** Begin Material for this task **

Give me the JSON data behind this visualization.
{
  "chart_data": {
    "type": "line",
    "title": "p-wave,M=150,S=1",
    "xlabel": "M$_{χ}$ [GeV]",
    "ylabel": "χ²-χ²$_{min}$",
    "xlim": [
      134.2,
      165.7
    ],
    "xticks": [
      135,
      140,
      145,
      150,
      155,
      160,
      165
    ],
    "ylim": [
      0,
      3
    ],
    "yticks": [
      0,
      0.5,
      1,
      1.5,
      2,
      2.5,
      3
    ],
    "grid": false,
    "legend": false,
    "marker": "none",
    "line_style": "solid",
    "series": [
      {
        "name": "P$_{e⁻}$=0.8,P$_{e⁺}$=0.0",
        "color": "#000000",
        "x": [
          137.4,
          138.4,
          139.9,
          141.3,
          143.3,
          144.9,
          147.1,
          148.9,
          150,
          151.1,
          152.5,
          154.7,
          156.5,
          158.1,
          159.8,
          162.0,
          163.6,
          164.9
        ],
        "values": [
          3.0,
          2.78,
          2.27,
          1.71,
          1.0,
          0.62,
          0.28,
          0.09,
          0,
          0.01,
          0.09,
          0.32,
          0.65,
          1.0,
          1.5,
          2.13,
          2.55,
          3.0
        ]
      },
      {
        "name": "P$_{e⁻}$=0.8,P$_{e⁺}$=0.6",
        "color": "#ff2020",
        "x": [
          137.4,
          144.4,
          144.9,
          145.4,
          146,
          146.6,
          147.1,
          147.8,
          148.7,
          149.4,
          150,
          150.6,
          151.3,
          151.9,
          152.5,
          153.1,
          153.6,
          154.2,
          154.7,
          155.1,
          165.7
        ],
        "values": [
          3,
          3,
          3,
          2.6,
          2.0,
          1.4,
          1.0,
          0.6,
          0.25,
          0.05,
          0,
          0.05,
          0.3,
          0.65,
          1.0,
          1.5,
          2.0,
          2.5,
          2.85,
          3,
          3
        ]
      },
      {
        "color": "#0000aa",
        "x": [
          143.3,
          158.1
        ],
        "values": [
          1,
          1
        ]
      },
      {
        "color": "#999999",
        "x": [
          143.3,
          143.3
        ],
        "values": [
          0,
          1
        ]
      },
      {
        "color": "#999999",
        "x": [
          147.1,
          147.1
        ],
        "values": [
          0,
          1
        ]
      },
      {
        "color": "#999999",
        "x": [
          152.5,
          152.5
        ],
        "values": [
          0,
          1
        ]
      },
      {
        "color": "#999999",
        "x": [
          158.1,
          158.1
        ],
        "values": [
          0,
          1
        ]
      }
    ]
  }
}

** End Material for this task **

# Given exercise:
Write out the records shown above, exactly as they appear.

# Correct answer:
Give me the JSON data behind this visualization.
{
  "chart_data": {
    "type": "line",
    "title": "p-wave,M=150,S=1",
    "xlabel": "M$_{χ}$ [GeV]",
    "ylabel": "χ²-χ²$_{min}$",
    "xlim": [
      134.2,
      165.7
    ],
    "xticks": [
      135,
      140,
      145,
      150,
      155,
      160,
      165
    ],
    "ylim": [
      0,
      3
    ],
    "yticks": [
      0,
      0.5,
      1,
      1.5,
      2,
      2.5,
      3
    ],
    "grid": false,
    "legend": false,
    "marker": "none",
    "line_style": "solid",
    "series": [
      {
        "name": "P$_{e⁻}$=0.8,P$_{e⁺}$=0.0",
        "color": "#000000",
        "x": [
          137.4,
          138.4,
          139.9,
          141.3,
          143.3,
          144.9,
          147.1,
          148.9,
          150,
          151.1,
          152.5,
          154.7,
          156.5,
          158.1,
          159.8,
          162.0,
          163.6,
          164.9
        ],
        "values": [
          3.0,
          2.78,
          2.27,
          1.71,
          1.0,
          0.62,
          0.28,
          0.09,
          0,
          0.01,
          0.09,
          0.32,
          0.65,
          1.0,
          1.5,
          2.13,
          2.55,
          3.0
        ]
      },
      {
        "name": "P$_{e⁻}$=0.8,P$_{e⁺}$=0.6",
        "color": "#ff2020",
        "x": [
          137.4,
          144.4,
          144.9,
          145.4,
          146,
          146.6,
          147.1,
          147.8,
          148.7,
          149.4,
          150,
          150.6,
          151.3,
          151.9,
          152.5,
          153.1,
          153.6,
          154.2,
          154.7,
          155.1,
          165.7
        ],
        "values": [
          3,
          3,
          3,
          2.6,
          2.0,
          1.4,
          1.0,
          0.6,
          0.25,
          0.05,
          0,
          0.05,
          0.3,
          0.65,
          1.0,
          1.5,
          2.0,
          2.5,
          2.85,
          3,
          3
        ]
      },
      {
        "color": "#0000aa",
        "x": [
          143.3,
          158.1
        ],
        "values": [
          1,
          1
        ]
      },
      {
        "color": "#999999",
        "x": [
          143.3,
          143.3
        ],
        "values": [
          0,
          1
        ]
      },
      {
        "color": "#999999",
        "x": [
          147.1,
          147.1
        ],
        "values": [
          0,
          1
        ]
      },
      {
        "color": "#999999",
        "x": [
          152.5,
          152.5
        ],
        "values": [
          0,
          1
        ]
      },
      {
        "color": "#999999",
        "x": [
          158.1,
          158.1
        ],
        "values": [
          0,
          1
        ]
      }
    ]
  }
}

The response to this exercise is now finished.